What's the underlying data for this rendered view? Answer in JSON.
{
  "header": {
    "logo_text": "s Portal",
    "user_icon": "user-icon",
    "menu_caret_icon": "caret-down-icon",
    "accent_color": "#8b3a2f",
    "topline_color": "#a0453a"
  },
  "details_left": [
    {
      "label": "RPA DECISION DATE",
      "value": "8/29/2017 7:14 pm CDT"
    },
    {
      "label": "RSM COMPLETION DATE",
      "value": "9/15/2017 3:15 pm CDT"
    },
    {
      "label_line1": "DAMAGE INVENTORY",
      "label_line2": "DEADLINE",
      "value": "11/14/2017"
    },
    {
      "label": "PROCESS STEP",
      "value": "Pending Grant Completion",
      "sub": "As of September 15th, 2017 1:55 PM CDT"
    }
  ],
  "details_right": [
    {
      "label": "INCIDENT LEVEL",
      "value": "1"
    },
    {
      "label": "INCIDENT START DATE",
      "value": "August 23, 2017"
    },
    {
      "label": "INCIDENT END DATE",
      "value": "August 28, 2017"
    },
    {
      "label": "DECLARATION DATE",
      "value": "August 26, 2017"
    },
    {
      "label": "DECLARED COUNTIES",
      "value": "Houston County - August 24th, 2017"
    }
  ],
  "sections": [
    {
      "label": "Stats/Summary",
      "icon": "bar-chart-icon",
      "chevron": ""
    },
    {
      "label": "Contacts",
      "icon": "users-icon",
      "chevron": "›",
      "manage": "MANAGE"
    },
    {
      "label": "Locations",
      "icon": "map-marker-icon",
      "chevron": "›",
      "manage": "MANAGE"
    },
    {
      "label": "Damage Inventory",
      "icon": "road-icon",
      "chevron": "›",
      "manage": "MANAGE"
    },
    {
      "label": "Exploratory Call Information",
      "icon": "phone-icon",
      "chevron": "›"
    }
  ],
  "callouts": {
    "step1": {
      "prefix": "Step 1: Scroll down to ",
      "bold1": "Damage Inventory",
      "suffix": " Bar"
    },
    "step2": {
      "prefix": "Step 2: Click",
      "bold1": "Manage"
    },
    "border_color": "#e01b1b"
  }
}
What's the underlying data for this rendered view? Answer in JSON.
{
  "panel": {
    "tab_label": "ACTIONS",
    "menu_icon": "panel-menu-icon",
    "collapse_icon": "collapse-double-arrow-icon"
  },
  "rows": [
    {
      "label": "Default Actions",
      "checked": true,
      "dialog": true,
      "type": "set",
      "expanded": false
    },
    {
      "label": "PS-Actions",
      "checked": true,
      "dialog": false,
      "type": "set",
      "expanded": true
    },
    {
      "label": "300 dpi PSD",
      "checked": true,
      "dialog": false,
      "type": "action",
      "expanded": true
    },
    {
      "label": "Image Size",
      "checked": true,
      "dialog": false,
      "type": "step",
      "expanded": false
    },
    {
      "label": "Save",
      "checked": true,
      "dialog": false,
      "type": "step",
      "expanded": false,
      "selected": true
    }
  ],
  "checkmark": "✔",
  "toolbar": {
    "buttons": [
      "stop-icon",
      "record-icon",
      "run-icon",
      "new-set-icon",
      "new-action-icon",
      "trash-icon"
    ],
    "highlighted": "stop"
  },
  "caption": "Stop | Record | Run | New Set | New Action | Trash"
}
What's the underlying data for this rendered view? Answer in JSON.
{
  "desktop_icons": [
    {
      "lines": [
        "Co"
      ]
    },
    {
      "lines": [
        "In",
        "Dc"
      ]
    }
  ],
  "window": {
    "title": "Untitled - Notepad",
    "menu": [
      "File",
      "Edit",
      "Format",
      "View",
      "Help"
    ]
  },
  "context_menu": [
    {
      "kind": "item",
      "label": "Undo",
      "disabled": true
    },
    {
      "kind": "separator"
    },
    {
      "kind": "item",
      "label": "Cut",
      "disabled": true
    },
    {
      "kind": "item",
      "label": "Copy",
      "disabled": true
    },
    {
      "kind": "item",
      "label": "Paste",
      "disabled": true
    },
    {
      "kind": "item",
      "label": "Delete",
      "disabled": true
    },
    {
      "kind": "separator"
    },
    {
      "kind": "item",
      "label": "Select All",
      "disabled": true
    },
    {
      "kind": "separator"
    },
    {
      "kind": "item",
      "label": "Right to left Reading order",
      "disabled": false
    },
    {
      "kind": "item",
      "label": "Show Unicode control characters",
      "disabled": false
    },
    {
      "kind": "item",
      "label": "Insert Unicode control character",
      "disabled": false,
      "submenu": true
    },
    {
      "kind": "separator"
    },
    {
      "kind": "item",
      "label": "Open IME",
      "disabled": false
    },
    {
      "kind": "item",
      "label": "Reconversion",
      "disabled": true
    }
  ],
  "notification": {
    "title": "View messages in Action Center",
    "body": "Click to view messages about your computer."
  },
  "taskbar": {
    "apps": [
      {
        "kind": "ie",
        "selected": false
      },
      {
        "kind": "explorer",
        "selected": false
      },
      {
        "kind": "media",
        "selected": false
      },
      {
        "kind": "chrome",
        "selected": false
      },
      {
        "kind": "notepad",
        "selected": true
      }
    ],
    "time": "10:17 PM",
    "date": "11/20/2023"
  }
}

**********

Copy out each line above, character for character.

[Answer to the task]
What's the underlying data for this rendered view? Answer in JSON.
{
  "header": {
    "logo_text": "s Portal",
    "user_icon": "user-icon",
    "menu_caret_icon": "caret-down-icon",
    "accent_color": "#8b3a2f",
    "topline_color": "#a0453a"
  },
  "details_left": [
    {
      "label": "RPA DECISION DATE",
      "value": "8/29/2017 7:14 pm CDT"
    },
    {
      "label": "RSM COMPLETION DATE",
      "value": "9/15/2017 3:15 pm CDT"
    },
    {
      "label_line1": "DAMAGE INVENTORY",
      "label_line2": "DEADLINE",
      "value": "11/14/2017"
    },
    {
      "label": "PROCESS STEP",
      "value": "Pending Grant Completion",
      "sub": "As of September 15th, 2017 1:55 PM CDT"
    }
  ],
  "details_right": [
    {
      "label": "INCIDENT LEVEL",
      "value": "1"
    },
    {
      "label": "INCIDENT START DATE",
      "value": "August 23, 2017"
    },
    {
      "label": "INCIDENT END DATE",
      "value": "August 28, 2017"
    },
    {
      "label": "DECLARATION DATE",
      "value": "August 26, 2017"
    },
    {
      "label": "DECLARED COUNTIES",
      "value": "Houston County - August 24th, 2017"
    }
  ],
  "sections": [
    {
      "label": "Stats/Summary",
      "icon": "bar-chart-icon",
      "chevron": ""
    },
    {
      "label": "Contacts",
      "icon": "users-icon",
      "chevron": "›",
      "manage": "MANAGE"
    },
    {
      "label": "Locations",
      "icon": "map-marker-icon",
      "chevron": "›",
      "manage": "MANAGE"
    },
    {
      "label": "Damage Inventory",
      "icon": "road-icon",
      "chevron": "›",
      "manage": "MANAGE"
    },
    {
      "label": "Exploratory Call Information",
      "icon": "phone-icon",
      "chevron": "›"
    }
  ],
  "callouts": {
    "step1": {
      "prefix": "Step 1: Scroll down to ",
      "bold1": "Damage Inventory",
      "suffix": " Bar"
    },
    "step2": {
      "prefix": "Step 2: Click",
      "bold1": "Manage"
    },
    "border_color": "#e01b1b"
  }
}
What's the underlying data for this rendered view? Answer in JSON.
{
  "panel": {
    "tab_label": "ACTIONS",
    "menu_icon": "panel-menu-icon",
    "collapse_icon": "collapse-double-arrow-icon"
  },
  "rows": [
    {
      "label": "Default Actions",
      "checked": true,
      "dialog": true,
      "type": "set",
      "expanded": false
    },
    {
      "label": "PS-Actions",
      "checked": true,
      "dialog": false,
      "type": "set",
      "expanded": true
    },
    {
      "label": "300 dpi PSD",
      "checked": true,
      "dialog": false,
      "type": "action",
      "expanded": true
    },
    {
      "label": "Image Size",
      "checked": true,
      "dialog": false,
      "type": "step",
      "expanded": false
    },
    {
      "label": "Save",
      "checked": true,
      "dialog": false,
      "type": "step",
      "expanded": false,
      "selected": true
    }
  ],
  "checkmark": "✔",
  "toolbar": {
    "buttons": [
      "stop-icon",
      "record-icon",
      "run-icon",
      "new-set-icon",
      "new-action-icon",
      "trash-icon"
    ],
    "highlighted": "stop"
  },
  "caption": "Stop | Record | Run | New Set | New Action | Trash"
}
What's the underlying data for this rendered view? Answer in JSON.
{
  "desktop_icons": [
    {
      "lines": [
        "Co"
      ]
    },
    {
      "lines": [
        "In",
        "Dc"
      ]
    }
  ],
  "window": {
    "title": "Untitled - Notepad",
    "menu": [
      "File",
      "Edit",
      "Format",
      "View",
      "Help"
    ]
  },
  "context_menu": [
    {
      "kind": "item",
      "label": "Undo",
      "disabled": true
    },
    {
      "kind": "separator"
    },
    {
      "kind": "item",
      "label": "Cut",
      "disabled": true
    },
    {
      "kind": "item",
      "label": "Copy",
      "disabled": true
    },
    {
      "kind": "item",
      "label": "Paste",
      "disabled": true
    },
    {
      "kind": "item",
      "label": "Delete",
      "disabled": true
    },
    {
      "kind": "separator"
    },
    {
      "kind": "item",
      "label": "Select All",
      "disabled": true
    },
    {
      "kind": "separator"
    },
    {
      "kind": "item",
      "label": "Right to left Reading order",
      "disabled": false
    },
    {
      "kind": "item",
      "label": "Show Unicode control characters",
      "disabled": false
    },
    {
      "kind": "item",
      "label": "Insert Unicode control character",
      "disabled": false,
      "submenu": true
    },
    {
      "kind": "separator"
    },
    {
      "kind": "item",
      "label": "Open IME",
      "disabled": false
    },
    {
      "kind": "item",
      "label": "Reconversion",
      "disabled": true
    }
  ],
  "notification": {
    "title": "View messages in Action Center",
    "body": "Click to view messages about your computer."
  },
  "taskbar": {
    "apps": [
      {
        "kind": "ie",
        "selected": false
      },
      {
        "kind": "explorer",
        "selected": false
      },
      {
        "kind": "media",
        "selected": false
      },
      {
        "kind": "chrome",
        "selected": false
      },
      {
        "kind": "notepad",
        "selected": true
      }
    ],
    "time": "10:17 PM",
    "date": "11/20/2023"
  }
}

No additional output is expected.